*** SELECTED TEXT ***

At-times inspirational memoir about a journalist’s battle with a grave disease she had to face while also dealing with her...

With the assistance of Chambers (co-author; Yes, Chef, 2012, etc.), broadcaster Roberts (From the Heart: Eight Rules to Live By, 2008) chronicles her struggles with myelodysplastic syndrome, a rare condition that affects blood and bone marrow.

The author is a well-known newscaster, formerly on SportsCenter and now one of the anchors of Good Morning America. In 2007, she was diagnosed with breast cancer, which she successfully fought with surgery, chemotherapy and radiation treatment. Five years later, after returning from her news assignment covering the 2012 Academy Awards, she learned that chemotherapy had resulted in her developing MDS, which led to an acute form of leukemia. Without a bone marrow transplant, her projected life expectancy was two years. While Roberts searched for a compatible donor and prepared for the transplant, her aging mother’s health also began to gravely deteriorate. Roberts faced her misfortune with an athlete’s mentality, showing strength against both her disease and the loss of her mother. This is reflected in her narration, which rarely veers toward melodrama or self-pity. Even in the chapters describing the transplantion process and its immediate aftermath, which make for the most intimate parts of the book, Roberts maintains her positivity. However, despite the author’s best efforts to communicate the challenges of her experience and inspire empathy, readers are constantly reminded of her celebrity status and, as a result, are always kept at arm's length. The sections involving Roberts’ family partly counter this problem, since it is in these scenes that she becomes any daughter, any sister, any lover, struggling with a life-threatening disease. “[I]f there’s one thing that spending a year fighting for your life against a rare and insidious…disease will teach you,” she writes, “it’s that time is not to be wasted.”

*** End of SELECTED TEXT ***
*** INFORMATION PROVIDED ***

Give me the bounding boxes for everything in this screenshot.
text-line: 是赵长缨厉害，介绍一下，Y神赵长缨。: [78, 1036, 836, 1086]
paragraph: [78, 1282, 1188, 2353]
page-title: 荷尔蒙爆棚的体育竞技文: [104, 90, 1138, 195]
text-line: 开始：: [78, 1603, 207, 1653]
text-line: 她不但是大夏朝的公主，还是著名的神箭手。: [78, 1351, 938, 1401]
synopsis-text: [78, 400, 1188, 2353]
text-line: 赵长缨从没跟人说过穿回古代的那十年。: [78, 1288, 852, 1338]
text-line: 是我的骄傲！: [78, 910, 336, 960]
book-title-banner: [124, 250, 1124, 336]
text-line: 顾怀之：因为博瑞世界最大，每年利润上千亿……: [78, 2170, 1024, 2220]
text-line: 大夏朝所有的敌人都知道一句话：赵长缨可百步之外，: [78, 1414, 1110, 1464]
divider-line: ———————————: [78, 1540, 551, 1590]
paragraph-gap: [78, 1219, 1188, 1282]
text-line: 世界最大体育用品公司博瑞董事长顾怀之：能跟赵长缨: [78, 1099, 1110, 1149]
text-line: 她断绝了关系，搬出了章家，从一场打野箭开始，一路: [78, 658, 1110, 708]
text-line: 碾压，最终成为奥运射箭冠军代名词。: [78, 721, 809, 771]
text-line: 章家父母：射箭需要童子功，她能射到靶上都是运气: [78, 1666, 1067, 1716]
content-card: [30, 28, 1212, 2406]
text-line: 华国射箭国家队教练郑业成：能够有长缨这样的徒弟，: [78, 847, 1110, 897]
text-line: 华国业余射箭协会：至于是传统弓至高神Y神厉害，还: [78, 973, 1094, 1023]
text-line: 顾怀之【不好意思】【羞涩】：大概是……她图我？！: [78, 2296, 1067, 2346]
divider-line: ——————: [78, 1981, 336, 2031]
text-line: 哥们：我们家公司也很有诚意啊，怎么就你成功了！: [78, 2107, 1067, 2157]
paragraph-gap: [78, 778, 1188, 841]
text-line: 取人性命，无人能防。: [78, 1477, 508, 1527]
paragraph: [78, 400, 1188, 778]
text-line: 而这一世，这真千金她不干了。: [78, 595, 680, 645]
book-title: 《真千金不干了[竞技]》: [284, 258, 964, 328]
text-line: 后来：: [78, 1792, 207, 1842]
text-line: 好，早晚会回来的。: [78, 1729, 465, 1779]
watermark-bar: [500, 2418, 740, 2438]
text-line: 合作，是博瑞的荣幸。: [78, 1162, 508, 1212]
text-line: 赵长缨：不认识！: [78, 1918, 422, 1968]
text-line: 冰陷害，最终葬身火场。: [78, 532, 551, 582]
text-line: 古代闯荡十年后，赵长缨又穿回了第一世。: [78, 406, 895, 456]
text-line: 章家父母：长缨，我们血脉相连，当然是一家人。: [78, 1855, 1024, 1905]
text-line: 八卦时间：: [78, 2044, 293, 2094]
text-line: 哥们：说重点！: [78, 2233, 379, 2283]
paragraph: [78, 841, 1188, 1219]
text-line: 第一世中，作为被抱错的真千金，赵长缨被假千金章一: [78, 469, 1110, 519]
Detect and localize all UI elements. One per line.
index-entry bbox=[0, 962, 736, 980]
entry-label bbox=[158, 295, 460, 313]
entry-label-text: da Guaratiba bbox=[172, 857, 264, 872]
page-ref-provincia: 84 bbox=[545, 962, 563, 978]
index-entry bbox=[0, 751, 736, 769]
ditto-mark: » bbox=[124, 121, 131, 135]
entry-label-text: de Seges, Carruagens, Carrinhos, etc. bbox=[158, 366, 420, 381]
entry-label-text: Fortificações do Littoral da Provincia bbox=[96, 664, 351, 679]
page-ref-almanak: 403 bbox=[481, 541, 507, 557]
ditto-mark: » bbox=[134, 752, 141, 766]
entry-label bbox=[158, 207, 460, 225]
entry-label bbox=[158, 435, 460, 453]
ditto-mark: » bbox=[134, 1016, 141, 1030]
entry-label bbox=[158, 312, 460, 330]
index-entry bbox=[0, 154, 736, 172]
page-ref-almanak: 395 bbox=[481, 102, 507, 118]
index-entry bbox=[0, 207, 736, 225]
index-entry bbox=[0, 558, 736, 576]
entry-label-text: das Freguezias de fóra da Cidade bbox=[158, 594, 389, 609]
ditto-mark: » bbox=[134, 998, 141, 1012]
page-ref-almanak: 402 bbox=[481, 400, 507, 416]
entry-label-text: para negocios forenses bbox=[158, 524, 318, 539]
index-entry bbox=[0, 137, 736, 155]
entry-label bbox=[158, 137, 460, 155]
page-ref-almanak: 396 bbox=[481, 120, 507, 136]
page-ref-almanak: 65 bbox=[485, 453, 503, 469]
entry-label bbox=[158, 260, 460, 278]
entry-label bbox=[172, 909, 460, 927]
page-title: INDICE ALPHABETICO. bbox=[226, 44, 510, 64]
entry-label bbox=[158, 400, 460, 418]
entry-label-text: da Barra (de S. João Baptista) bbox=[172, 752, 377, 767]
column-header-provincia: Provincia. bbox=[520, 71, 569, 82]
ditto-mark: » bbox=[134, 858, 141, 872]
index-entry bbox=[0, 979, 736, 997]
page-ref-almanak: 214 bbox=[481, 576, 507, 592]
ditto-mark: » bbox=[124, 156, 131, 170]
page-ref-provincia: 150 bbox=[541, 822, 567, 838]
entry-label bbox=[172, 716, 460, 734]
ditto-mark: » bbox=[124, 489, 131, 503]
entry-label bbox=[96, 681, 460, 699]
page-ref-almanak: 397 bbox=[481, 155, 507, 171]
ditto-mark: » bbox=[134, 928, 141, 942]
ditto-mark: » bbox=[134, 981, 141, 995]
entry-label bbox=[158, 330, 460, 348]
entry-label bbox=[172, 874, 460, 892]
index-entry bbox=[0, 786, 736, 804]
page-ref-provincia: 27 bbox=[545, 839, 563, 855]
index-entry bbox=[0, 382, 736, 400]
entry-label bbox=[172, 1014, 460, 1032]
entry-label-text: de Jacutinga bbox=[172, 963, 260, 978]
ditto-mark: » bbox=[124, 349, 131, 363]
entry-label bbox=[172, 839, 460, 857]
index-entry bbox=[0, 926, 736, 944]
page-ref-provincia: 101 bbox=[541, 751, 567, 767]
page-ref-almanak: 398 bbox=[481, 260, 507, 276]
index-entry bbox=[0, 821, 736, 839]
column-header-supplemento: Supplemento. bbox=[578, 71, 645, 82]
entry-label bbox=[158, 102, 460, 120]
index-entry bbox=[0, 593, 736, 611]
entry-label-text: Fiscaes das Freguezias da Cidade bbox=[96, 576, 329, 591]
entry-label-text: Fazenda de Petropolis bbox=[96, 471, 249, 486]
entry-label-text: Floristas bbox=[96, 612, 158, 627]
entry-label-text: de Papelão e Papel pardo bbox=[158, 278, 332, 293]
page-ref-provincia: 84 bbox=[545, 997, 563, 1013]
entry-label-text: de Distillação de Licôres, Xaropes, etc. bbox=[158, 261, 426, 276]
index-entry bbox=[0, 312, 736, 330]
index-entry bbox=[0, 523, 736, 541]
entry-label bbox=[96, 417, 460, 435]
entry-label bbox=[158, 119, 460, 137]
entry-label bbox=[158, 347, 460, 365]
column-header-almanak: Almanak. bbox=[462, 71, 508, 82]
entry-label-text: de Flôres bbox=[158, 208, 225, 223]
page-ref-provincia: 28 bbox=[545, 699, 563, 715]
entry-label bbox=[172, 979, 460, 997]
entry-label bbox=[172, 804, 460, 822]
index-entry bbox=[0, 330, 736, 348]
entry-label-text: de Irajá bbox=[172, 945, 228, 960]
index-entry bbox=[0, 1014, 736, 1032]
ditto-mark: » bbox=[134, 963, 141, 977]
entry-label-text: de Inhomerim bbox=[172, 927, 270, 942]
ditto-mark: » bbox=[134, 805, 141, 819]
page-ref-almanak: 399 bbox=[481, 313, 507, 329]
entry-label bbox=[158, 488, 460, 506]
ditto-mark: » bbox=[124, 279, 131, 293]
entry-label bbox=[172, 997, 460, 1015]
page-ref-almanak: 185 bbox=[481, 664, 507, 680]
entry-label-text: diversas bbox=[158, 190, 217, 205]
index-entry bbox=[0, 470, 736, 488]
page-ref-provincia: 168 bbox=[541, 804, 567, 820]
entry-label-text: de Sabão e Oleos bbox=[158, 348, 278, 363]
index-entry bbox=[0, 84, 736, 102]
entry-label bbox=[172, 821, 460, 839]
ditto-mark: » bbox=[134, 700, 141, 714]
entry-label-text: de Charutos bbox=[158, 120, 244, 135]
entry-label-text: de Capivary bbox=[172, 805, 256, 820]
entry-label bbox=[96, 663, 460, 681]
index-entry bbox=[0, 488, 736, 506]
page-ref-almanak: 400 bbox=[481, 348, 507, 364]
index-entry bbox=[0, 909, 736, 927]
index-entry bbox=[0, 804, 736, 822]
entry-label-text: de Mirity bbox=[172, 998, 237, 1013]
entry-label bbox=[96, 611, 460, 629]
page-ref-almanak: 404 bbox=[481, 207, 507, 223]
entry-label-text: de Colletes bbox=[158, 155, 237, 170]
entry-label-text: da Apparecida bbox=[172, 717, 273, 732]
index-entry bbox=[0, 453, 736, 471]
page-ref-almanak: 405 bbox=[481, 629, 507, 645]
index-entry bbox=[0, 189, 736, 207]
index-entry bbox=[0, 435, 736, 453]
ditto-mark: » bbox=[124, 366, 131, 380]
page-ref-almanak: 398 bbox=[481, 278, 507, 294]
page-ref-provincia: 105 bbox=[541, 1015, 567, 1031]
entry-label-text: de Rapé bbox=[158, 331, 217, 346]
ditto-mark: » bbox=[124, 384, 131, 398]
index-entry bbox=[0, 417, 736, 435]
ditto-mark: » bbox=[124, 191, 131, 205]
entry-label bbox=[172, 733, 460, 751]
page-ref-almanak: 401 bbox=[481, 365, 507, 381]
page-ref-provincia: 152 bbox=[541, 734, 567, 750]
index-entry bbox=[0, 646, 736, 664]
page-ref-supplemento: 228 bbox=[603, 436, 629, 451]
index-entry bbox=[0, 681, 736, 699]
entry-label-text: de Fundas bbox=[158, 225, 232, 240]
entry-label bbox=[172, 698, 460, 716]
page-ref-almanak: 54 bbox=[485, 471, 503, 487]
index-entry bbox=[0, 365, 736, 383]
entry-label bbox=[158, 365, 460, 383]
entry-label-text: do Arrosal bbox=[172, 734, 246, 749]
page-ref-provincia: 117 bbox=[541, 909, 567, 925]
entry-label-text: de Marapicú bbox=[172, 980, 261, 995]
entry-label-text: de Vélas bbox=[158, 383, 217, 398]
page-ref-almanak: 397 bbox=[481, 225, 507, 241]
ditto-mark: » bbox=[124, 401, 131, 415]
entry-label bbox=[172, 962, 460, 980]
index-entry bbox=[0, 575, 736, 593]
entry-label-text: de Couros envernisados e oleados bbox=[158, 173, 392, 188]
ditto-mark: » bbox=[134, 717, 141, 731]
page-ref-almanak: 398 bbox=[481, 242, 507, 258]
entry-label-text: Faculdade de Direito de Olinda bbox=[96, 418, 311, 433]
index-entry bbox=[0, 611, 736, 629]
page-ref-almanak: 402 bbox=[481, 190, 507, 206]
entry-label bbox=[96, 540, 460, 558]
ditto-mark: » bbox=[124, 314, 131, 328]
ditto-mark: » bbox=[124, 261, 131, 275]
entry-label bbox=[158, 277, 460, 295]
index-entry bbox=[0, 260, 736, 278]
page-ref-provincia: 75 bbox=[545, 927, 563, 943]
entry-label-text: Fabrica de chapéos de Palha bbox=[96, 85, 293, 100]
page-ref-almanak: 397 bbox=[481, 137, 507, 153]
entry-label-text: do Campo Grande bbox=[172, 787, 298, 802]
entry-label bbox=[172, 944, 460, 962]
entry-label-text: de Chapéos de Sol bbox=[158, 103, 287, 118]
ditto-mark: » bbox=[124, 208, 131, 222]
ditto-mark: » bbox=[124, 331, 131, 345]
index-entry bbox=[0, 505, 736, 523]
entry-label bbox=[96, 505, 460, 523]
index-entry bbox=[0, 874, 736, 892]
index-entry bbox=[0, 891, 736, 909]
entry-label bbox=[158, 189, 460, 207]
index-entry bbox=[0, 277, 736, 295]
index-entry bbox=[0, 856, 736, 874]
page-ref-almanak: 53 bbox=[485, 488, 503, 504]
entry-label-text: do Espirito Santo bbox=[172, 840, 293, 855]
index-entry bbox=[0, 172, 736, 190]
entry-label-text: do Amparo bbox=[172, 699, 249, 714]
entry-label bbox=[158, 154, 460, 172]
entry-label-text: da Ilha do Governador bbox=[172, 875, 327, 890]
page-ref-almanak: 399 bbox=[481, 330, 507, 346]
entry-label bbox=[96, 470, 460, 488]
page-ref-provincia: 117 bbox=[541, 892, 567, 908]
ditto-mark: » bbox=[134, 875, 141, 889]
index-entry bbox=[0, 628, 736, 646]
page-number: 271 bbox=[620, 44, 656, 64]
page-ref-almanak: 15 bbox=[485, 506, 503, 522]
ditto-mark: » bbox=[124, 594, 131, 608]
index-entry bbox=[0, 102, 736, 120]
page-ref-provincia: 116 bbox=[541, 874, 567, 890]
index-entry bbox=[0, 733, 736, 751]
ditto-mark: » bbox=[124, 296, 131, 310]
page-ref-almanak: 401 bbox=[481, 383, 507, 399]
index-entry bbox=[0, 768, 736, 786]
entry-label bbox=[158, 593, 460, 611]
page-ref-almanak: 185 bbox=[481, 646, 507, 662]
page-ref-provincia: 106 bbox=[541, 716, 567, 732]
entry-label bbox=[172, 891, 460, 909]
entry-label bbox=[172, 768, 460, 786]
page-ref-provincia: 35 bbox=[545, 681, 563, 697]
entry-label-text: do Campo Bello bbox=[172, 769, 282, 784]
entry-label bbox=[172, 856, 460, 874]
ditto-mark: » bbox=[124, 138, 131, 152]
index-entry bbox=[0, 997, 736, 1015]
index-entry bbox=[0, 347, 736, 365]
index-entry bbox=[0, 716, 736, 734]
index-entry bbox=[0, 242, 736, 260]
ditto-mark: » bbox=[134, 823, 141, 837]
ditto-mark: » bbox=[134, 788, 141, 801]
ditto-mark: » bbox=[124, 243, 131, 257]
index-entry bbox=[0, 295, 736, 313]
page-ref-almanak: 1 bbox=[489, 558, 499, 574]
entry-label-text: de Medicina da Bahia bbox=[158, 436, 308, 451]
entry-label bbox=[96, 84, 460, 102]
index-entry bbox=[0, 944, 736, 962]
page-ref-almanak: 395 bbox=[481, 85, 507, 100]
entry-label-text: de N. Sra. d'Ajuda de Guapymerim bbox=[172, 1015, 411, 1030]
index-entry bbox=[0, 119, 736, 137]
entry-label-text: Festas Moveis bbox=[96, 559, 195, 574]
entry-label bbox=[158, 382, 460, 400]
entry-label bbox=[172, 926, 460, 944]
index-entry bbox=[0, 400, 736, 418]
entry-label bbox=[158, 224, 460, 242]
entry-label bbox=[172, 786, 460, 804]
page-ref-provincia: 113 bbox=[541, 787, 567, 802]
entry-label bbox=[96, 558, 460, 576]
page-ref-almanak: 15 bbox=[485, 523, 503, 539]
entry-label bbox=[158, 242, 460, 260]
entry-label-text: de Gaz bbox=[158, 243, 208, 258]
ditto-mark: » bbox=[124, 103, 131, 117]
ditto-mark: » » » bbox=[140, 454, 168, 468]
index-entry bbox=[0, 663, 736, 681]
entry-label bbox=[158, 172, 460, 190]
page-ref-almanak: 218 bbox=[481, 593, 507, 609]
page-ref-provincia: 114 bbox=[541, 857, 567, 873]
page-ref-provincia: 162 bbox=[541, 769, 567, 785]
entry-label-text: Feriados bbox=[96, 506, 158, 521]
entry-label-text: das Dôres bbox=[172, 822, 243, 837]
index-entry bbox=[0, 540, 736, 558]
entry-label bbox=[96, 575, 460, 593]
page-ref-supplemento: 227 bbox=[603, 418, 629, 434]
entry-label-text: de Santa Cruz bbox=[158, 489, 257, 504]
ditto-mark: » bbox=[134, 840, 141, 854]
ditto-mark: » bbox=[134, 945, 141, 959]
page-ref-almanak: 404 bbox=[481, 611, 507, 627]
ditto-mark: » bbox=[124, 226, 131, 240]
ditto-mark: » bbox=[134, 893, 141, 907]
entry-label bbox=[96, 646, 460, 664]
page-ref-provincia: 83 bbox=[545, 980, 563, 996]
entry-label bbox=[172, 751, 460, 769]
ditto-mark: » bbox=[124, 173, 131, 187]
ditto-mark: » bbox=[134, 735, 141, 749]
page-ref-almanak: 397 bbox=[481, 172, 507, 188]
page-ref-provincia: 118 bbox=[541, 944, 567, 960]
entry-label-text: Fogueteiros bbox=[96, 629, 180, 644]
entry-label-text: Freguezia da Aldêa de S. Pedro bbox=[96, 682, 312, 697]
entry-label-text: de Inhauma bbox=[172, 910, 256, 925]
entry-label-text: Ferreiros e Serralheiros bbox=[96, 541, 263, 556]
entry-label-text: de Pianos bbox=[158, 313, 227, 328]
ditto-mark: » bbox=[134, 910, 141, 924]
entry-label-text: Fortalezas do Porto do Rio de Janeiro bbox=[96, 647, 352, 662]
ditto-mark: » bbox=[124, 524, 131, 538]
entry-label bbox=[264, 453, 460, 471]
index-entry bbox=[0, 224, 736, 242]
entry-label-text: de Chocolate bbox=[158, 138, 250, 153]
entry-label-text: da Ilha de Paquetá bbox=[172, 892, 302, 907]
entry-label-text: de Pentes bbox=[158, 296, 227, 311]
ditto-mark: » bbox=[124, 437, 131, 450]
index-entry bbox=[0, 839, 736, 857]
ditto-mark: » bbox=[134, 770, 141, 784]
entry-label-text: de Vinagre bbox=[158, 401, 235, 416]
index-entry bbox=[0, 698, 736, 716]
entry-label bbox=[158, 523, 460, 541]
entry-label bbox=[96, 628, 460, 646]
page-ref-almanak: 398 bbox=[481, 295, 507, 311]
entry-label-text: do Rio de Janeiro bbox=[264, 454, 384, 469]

*** End of INFORMATION PROVIDED ***

Translate this sentence from the memoir review into Spanish: "Without a bone marrow transplant, her projected life expectancy was two years." The listing has no connection to the memoir review.

REPLY — Sin un trasplante de médula ósea, su esperanza de vida proyectada era de dos años.